▶ **YOUR OBJECTIVE**: Extract the full listing verbatim and drop any pictures from your copy.

Data entries
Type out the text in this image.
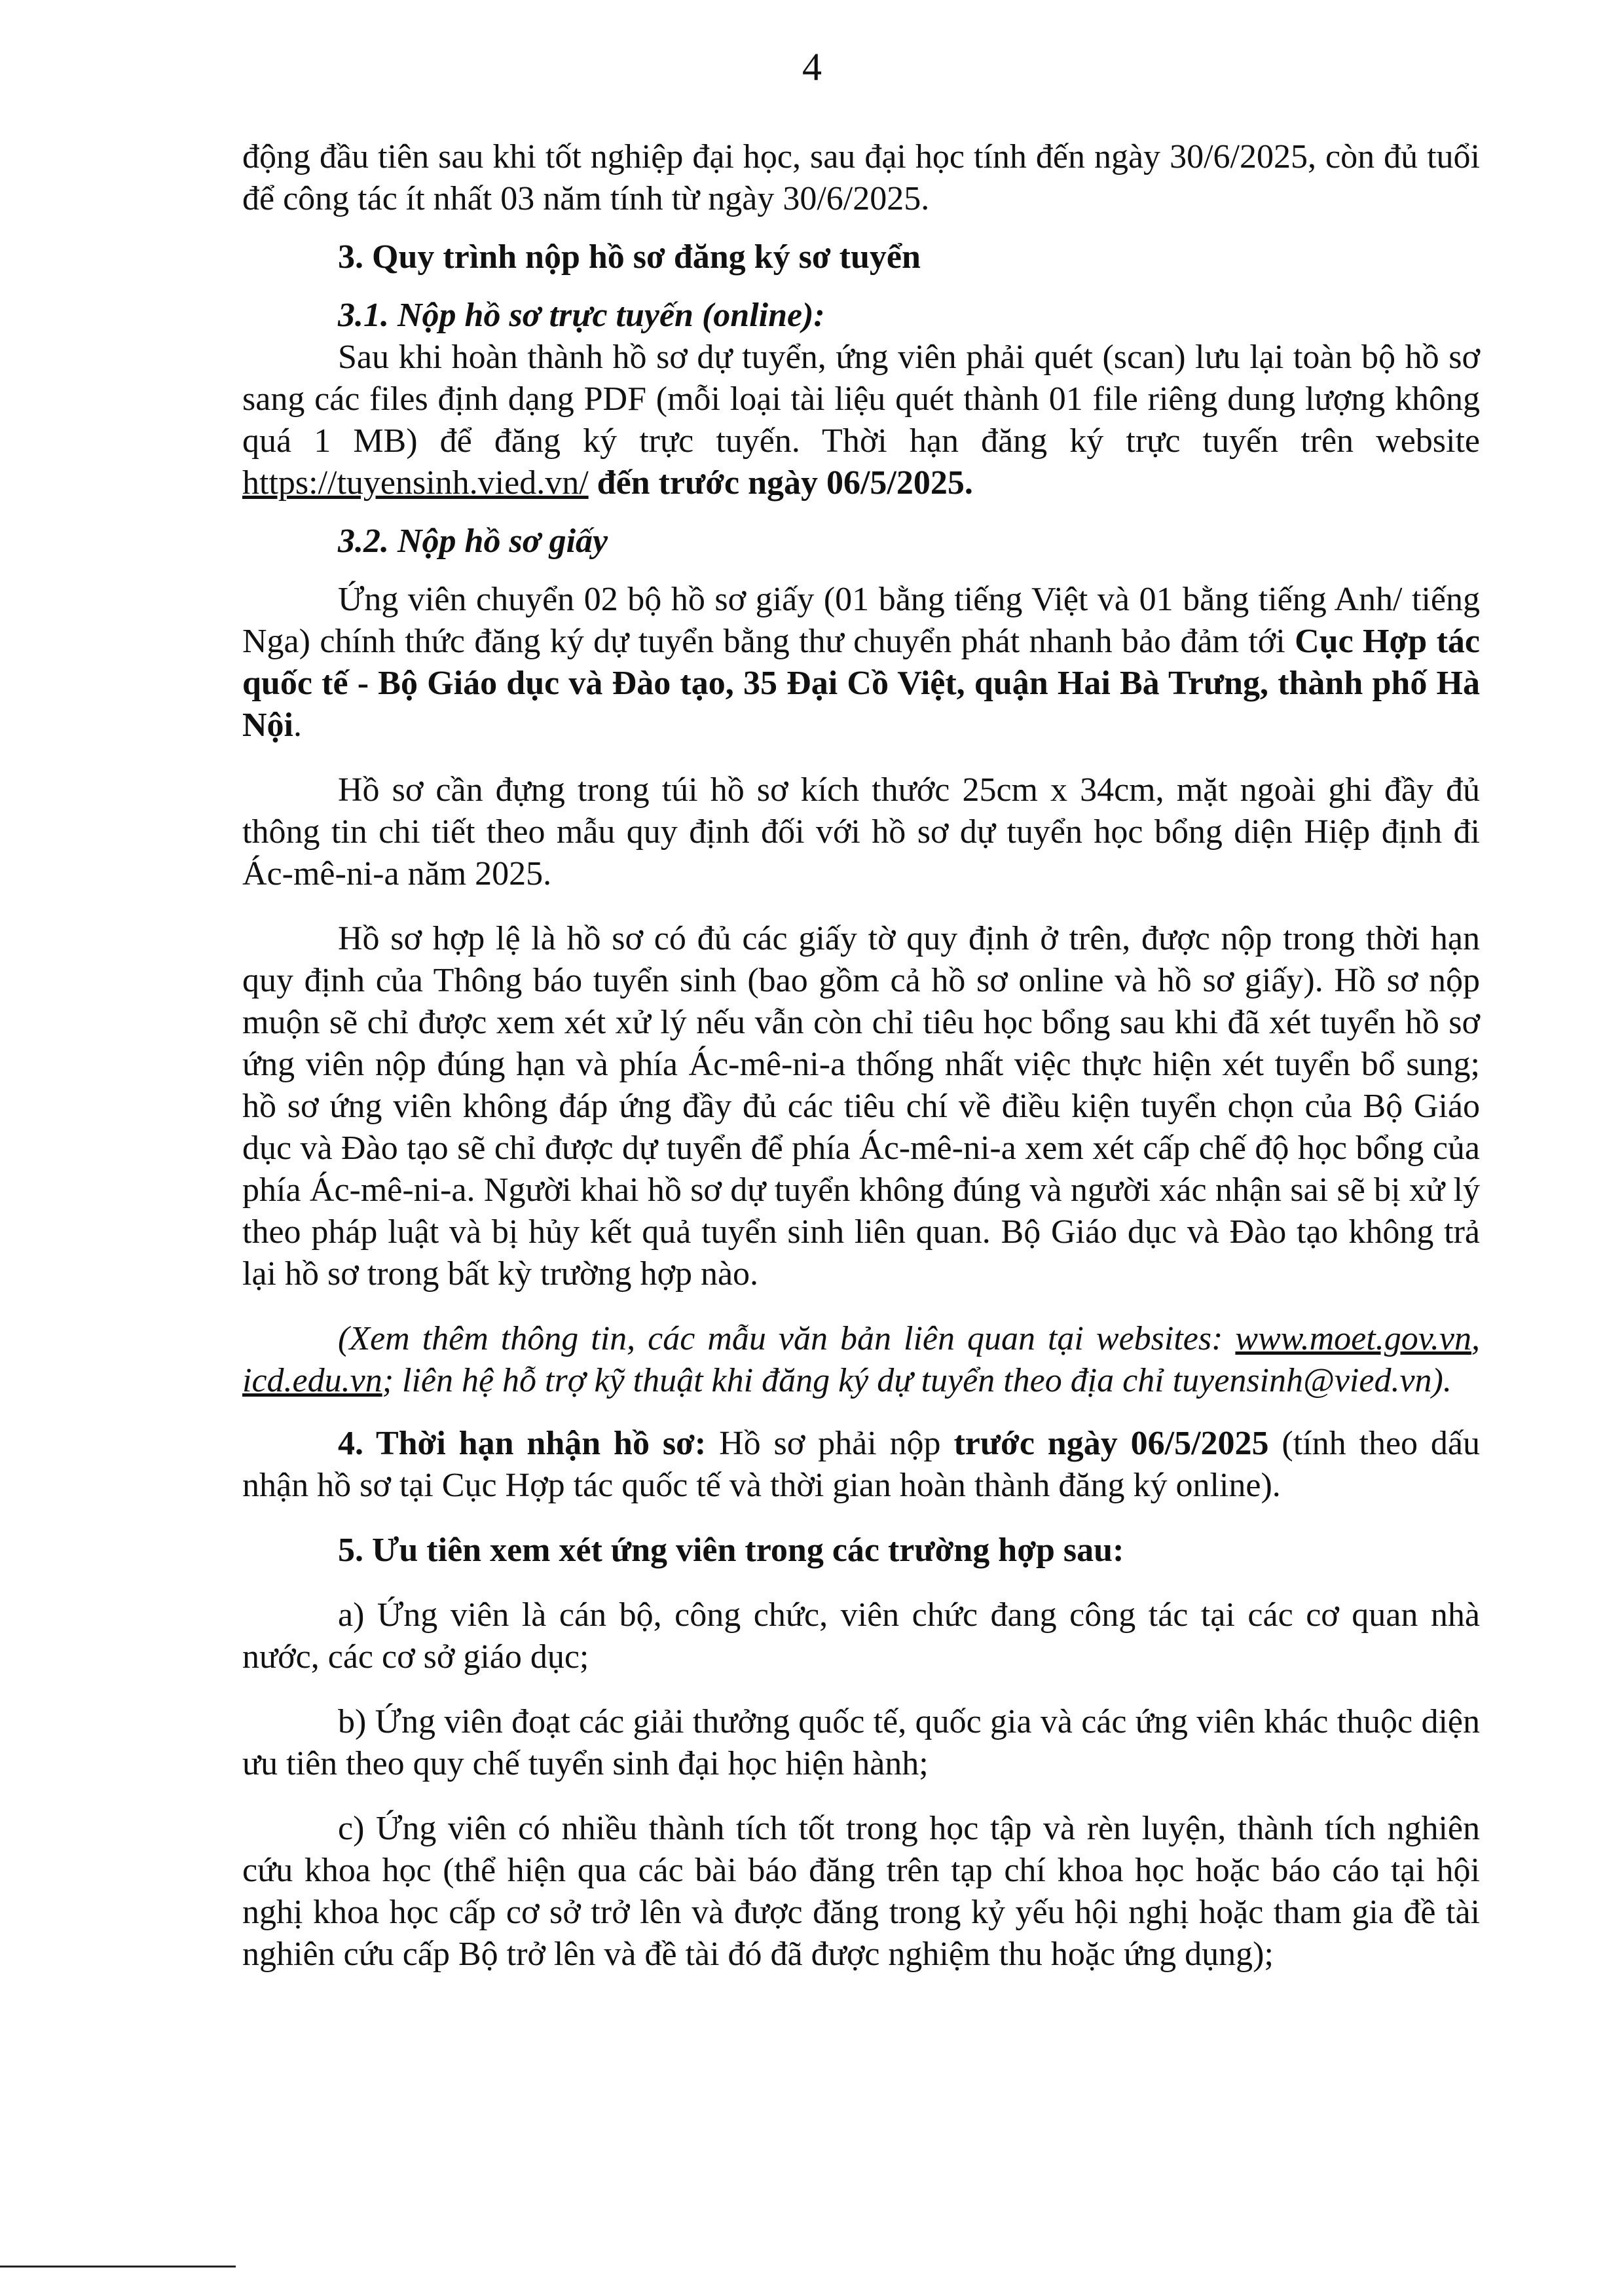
4

động đầu tiên sau khi tốt nghiệp đại học, sau đại học tính đến ngày 30/6/2025, còn đủ tuổi để công tác ít nhất 03 năm tính từ ngày 30/6/2025.

3. Quy trình nộp hồ sơ đăng ký sơ tuyển

3.1. Nộp hồ sơ trực tuyến (online):

Sau khi hoàn thành hồ sơ dự tuyển, ứng viên phải quét (scan) lưu lại toàn bộ hồ sơ sang các files định dạng PDF (mỗi loại tài liệu quét thành 01 file riêng dung lượng không quá 1 MB) để đăng ký trực tuyến. Thời hạn đăng ký trực tuyến trên website https://tuyensinh.vied.vn/ đến trước ngày 06/5/2025.

3.2. Nộp hồ sơ giấy

Ứng viên chuyển 02 bộ hồ sơ giấy (01 bằng tiếng Việt và 01 bằng tiếng Anh/ tiếng Nga) chính thức đăng ký dự tuyển bằng thư chuyển phát nhanh bảo đảm tới Cục Hợp tác quốc tế - Bộ Giáo dục và Đào tạo, 35 Đại Cồ Việt, quận Hai Bà Trưng, thành phố Hà Nội.

Hồ sơ cần đựng trong túi hồ sơ kích thước 25cm x 34cm, mặt ngoài ghi đầy đủ thông tin chi tiết theo mẫu quy định đối với hồ sơ dự tuyển học bổng diện Hiệp định đi Ác-mê-ni-a năm 2025.

Hồ sơ hợp lệ là hồ sơ có đủ các giấy tờ quy định ở trên, được nộp trong thời hạn quy định của Thông báo tuyển sinh (bao gồm cả hồ sơ online và hồ sơ giấy). Hồ sơ nộp muộn sẽ chỉ được xem xét xử lý nếu vẫn còn chỉ tiêu học bổng sau khi đã xét tuyển hồ sơ ứng viên nộp đúng hạn và phía Ác-mê-ni-a thống nhất việc thực hiện xét tuyển bổ sung; hồ sơ ứng viên không đáp ứng đầy đủ các tiêu chí về điều kiện tuyển chọn của Bộ Giáo dục và Đào tạo sẽ chỉ được dự tuyển để phía Ác-mê-ni-a xem xét cấp chế độ học bổng của phía Ác-mê-ni-a. Người khai hồ sơ dự tuyển không đúng và người xác nhận sai sẽ bị xử lý theo pháp luật và bị hủy kết quả tuyển sinh liên quan. Bộ Giáo dục và Đào tạo không trả lại hồ sơ trong bất kỳ trường hợp nào.

(Xem thêm thông tin, các mẫu văn bản liên quan tại websites: www.moet.gov.vn, icd.edu.vn; liên hệ hỗ trợ kỹ thuật khi đăng ký dự tuyển theo địa chỉ tuyensinh@vied.vn).

4. Thời hạn nhận hồ sơ: Hồ sơ phải nộp trước ngày 06/5/2025 (tính theo dấu nhận hồ sơ tại Cục Hợp tác quốc tế và thời gian hoàn thành đăng ký online).

5. Ưu tiên xem xét ứng viên trong các trường hợp sau:

a) Ứng viên là cán bộ, công chức, viên chức đang công tác tại các cơ quan nhà nước, các cơ sở giáo dục;

b) Ứng viên đoạt các giải thưởng quốc tế, quốc gia và các ứng viên khác thuộc diện ưu tiên theo quy chế tuyển sinh đại học hiện hành;

c) Ứng viên có nhiều thành tích tốt trong học tập và rèn luyện, thành tích nghiên cứu khoa học (thể hiện qua các bài báo đăng trên tạp chí khoa học hoặc báo cáo tại hội nghị khoa học cấp cơ sở trở lên và được đăng trong kỷ yếu hội nghị hoặc tham gia đề tài nghiên cứu cấp Bộ trở lên và đề tài đó đã được nghiệm thu hoặc ứng dụng);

▶ **TASK RESPONSE**:
Type out the text in this image.
4

động đầu tiên sau khi tốt nghiệp đại học, sau đại học tính đến ngày 30/6/2025, còn đủ tuổi để công tác ít nhất 03 năm tính từ ngày 30/6/2025.

3. Quy trình nộp hồ sơ đăng ký sơ tuyển

3.1. Nộp hồ sơ trực tuyến (online):

Sau khi hoàn thành hồ sơ dự tuyển, ứng viên phải quét (scan) lưu lại toàn bộ hồ sơ sang các files định dạng PDF (mỗi loại tài liệu quét thành 01 file riêng dung lượng không quá 1 MB) để đăng ký trực tuyến. Thời hạn đăng ký trực tuyến trên website https://tuyensinh.vied.vn/ đến trước ngày 06/5/2025.

3.2. Nộp hồ sơ giấy

Ứng viên chuyển 02 bộ hồ sơ giấy (01 bằng tiếng Việt và 01 bằng tiếng Anh/ tiếng Nga) chính thức đăng ký dự tuyển bằng thư chuyển phát nhanh bảo đảm tới Cục Hợp tác quốc tế - Bộ Giáo dục và Đào tạo, 35 Đại Cồ Việt, quận Hai Bà Trưng, thành phố Hà Nội.

Hồ sơ cần đựng trong túi hồ sơ kích thước 25cm x 34cm, mặt ngoài ghi đầy đủ thông tin chi tiết theo mẫu quy định đối với hồ sơ dự tuyển học bổng diện Hiệp định đi Ác-mê-ni-a năm 2025.

Hồ sơ hợp lệ là hồ sơ có đủ các giấy tờ quy định ở trên, được nộp trong thời hạn quy định của Thông báo tuyển sinh (bao gồm cả hồ sơ online và hồ sơ giấy). Hồ sơ nộp muộn sẽ chỉ được xem xét xử lý nếu vẫn còn chỉ tiêu học bổng sau khi đã xét tuyển hồ sơ ứng viên nộp đúng hạn và phía Ác-mê-ni-a thống nhất việc thực hiện xét tuyển bổ sung; hồ sơ ứng viên không đáp ứng đầy đủ các tiêu chí về điều kiện tuyển chọn của Bộ Giáo dục và Đào tạo sẽ chỉ được dự tuyển để phía Ác-mê-ni-a xem xét cấp chế độ học bổng của phía Ác-mê-ni-a. Người khai hồ sơ dự tuyển không đúng và người xác nhận sai sẽ bị xử lý theo pháp luật và bị hủy kết quả tuyển sinh liên quan. Bộ Giáo dục và Đào tạo không trả lại hồ sơ trong bất kỳ trường hợp nào.

(Xem thêm thông tin, các mẫu văn bản liên quan tại websites: www.moet.gov.vn, icd.edu.vn; liên hệ hỗ trợ kỹ thuật khi đăng ký dự tuyển theo địa chỉ tuyensinh@vied.vn).

4. Thời hạn nhận hồ sơ: Hồ sơ phải nộp trước ngày 06/5/2025 (tính theo dấu nhận hồ sơ tại Cục Hợp tác quốc tế và thời gian hoàn thành đăng ký online).

5. Ưu tiên xem xét ứng viên trong các trường hợp sau:

a) Ứng viên là cán bộ, công chức, viên chức đang công tác tại các cơ quan nhà nước, các cơ sở giáo dục;

b) Ứng viên đoạt các giải thưởng quốc tế, quốc gia và các ứng viên khác thuộc diện ưu tiên theo quy chế tuyển sinh đại học hiện hành;

c) Ứng viên có nhiều thành tích tốt trong học tập và rèn luyện, thành tích nghiên cứu khoa học (thể hiện qua các bài báo đăng trên tạp chí khoa học hoặc báo cáo tại hội nghị khoa học cấp cơ sở trở lên và được đăng trong kỷ yếu hội nghị hoặc tham gia đề tài nghiên cứu cấp Bộ trở lên và đề tài đó đã được nghiệm thu hoặc ứng dụng);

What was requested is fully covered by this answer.